What the exercise asks: Leave the pictures out and print every record below exactly as it stands.

:::

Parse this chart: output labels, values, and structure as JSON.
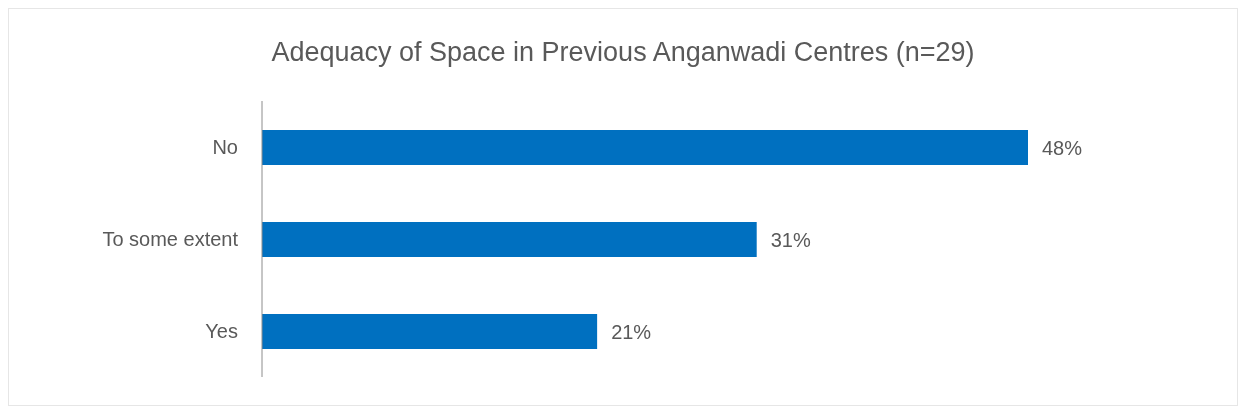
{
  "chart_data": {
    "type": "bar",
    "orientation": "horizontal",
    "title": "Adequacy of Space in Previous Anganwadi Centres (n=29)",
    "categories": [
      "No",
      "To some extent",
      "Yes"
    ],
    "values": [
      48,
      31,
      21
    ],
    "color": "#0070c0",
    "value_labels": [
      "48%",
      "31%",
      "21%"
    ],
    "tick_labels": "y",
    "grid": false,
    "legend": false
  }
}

:::

Full response:
Parse this chart: output labels, values, and structure as JSON.
{
  "chart_data": {
    "type": "bar",
    "orientation": "horizontal",
    "title": "Adequacy of Space in Previous Anganwadi Centres (n=29)",
    "categories": [
      "No",
      "To some extent",
      "Yes"
    ],
    "values": [
      48,
      31,
      21
    ],
    "color": "#0070c0",
    "value_labels": [
      "48%",
      "31%",
      "21%"
    ],
    "tick_labels": "y",
    "grid": false,
    "legend": false
  }
}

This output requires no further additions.